■ **DIRECTIONS**
From the entries below, copy out every line with "acide" in it.

========================================

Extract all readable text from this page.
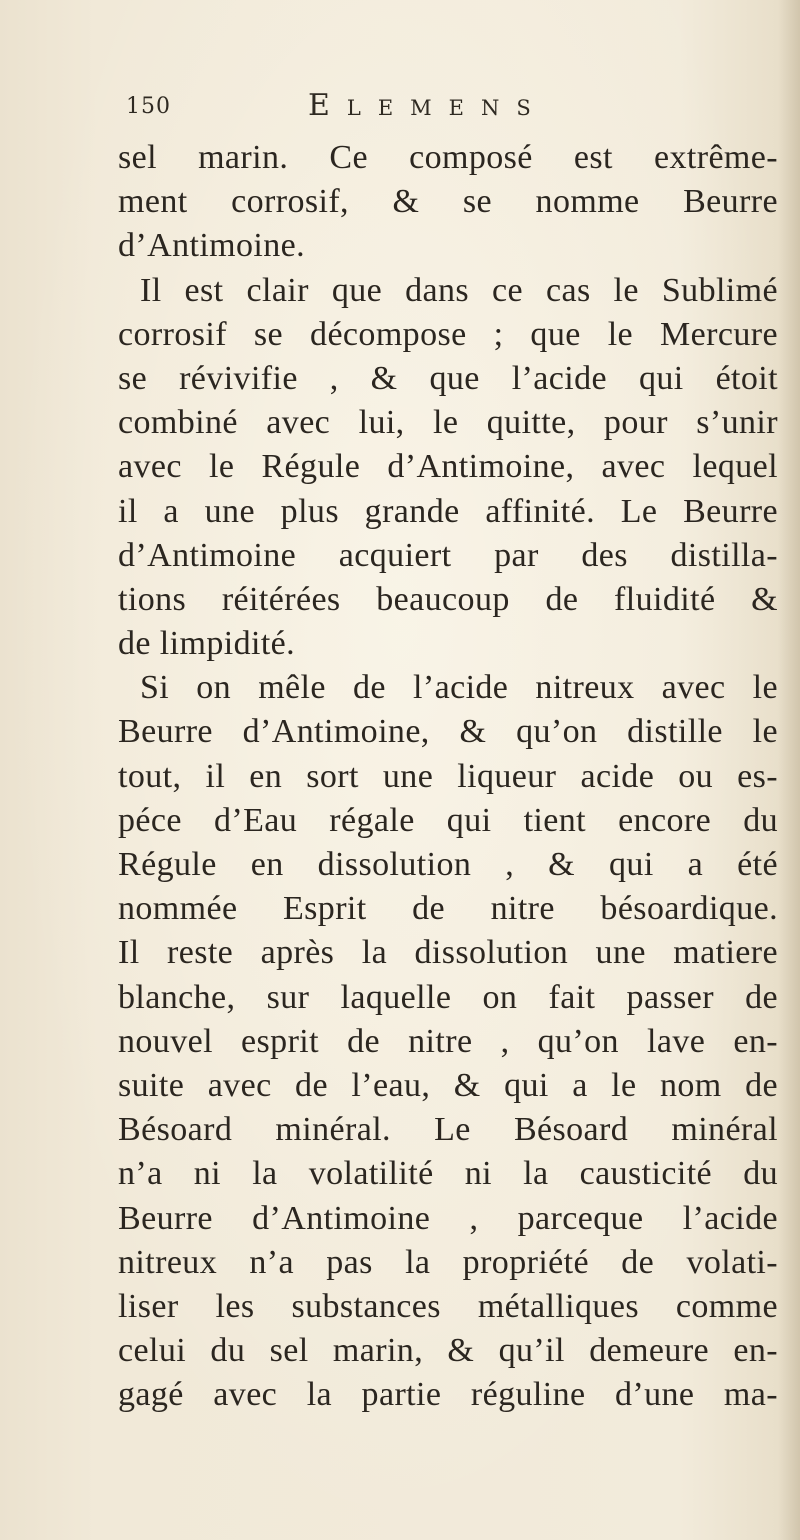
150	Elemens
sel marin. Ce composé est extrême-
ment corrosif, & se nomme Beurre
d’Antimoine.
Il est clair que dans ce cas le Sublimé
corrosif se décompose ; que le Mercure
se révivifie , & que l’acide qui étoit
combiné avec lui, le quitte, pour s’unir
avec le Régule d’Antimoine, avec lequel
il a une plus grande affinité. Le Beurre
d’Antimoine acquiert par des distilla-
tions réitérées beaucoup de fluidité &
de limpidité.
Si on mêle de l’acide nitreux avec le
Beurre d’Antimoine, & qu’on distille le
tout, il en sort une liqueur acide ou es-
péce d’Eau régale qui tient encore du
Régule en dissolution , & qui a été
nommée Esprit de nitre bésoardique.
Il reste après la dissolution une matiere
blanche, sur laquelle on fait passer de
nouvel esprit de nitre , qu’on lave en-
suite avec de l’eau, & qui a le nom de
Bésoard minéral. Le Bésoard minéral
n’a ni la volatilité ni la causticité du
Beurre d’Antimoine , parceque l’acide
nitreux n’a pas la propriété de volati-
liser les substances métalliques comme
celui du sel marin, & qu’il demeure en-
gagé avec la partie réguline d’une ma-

========================================

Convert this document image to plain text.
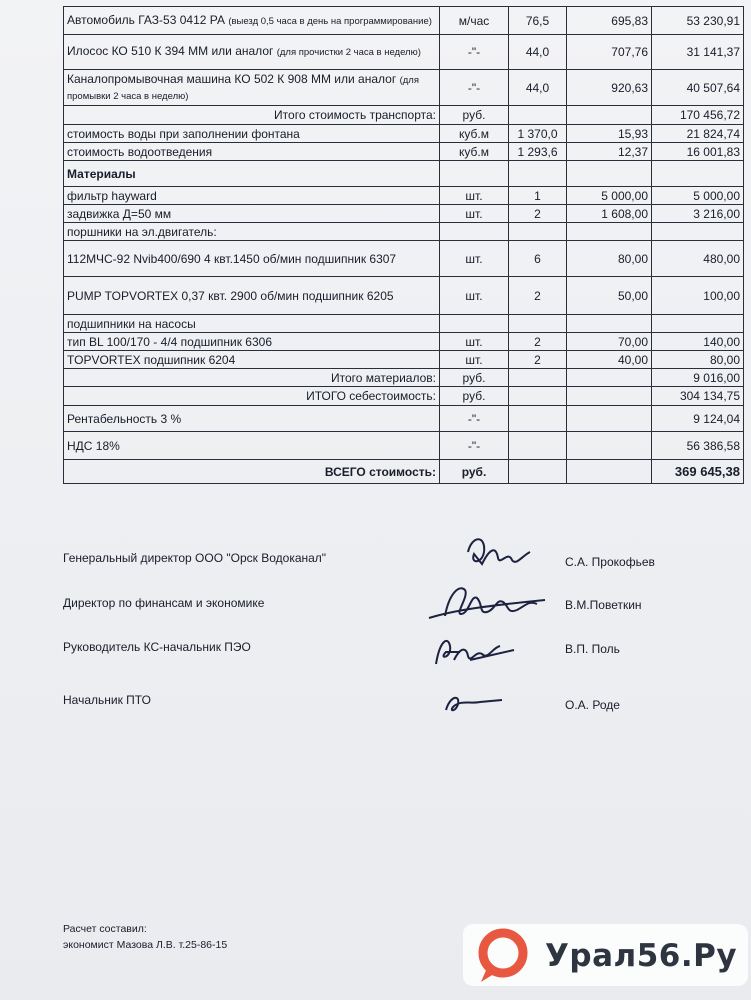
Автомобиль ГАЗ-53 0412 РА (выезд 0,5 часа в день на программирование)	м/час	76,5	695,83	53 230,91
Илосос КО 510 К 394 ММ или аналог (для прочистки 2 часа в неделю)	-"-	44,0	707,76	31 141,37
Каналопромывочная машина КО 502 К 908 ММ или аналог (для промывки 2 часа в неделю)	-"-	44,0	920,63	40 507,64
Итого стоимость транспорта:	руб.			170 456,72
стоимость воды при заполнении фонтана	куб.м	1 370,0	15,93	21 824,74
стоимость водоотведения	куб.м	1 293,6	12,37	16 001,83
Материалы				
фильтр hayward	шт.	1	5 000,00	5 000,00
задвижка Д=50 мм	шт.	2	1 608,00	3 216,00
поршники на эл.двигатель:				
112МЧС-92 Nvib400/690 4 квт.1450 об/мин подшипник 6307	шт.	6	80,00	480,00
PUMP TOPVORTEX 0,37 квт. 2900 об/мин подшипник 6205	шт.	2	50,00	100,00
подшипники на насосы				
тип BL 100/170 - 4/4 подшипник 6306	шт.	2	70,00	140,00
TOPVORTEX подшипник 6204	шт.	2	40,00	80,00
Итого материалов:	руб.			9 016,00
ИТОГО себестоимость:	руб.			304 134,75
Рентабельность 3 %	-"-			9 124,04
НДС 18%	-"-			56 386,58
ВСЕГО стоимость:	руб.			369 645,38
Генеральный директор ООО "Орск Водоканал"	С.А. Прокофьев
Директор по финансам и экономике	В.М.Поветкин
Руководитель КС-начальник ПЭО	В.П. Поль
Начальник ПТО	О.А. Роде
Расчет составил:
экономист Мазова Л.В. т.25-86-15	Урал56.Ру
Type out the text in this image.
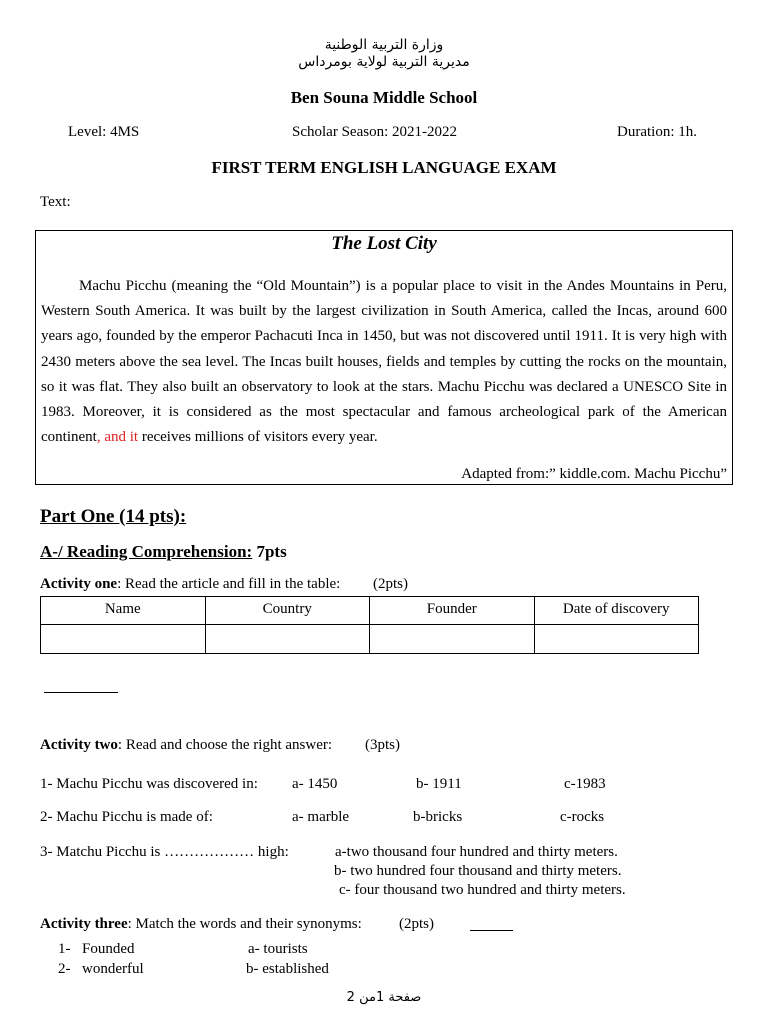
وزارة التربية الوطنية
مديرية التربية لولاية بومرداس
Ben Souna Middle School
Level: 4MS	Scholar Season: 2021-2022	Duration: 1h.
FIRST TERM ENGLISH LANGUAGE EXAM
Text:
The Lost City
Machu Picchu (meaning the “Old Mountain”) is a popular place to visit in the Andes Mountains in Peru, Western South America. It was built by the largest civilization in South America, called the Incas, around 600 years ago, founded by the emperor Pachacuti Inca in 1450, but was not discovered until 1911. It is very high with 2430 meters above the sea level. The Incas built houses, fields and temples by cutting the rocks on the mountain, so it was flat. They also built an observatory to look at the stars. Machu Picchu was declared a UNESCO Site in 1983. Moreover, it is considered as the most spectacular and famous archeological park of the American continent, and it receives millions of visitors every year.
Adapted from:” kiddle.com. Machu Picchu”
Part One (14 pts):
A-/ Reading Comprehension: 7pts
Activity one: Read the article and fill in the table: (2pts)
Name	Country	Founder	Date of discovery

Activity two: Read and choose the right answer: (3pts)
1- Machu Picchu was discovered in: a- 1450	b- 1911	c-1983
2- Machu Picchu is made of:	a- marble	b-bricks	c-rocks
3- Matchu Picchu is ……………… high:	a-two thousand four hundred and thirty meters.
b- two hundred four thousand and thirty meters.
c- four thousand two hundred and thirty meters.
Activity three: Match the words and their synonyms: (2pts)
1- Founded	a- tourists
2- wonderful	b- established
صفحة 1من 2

========================================

■ **RESPONSE TO THE TASK**
se révivifie , & que l’acide qui étoit
Si on mêle de l’acide nitreux avec le
tout, il en sort une liqueur acide ou es-
Beurre d’Antimoine , parceque l’acide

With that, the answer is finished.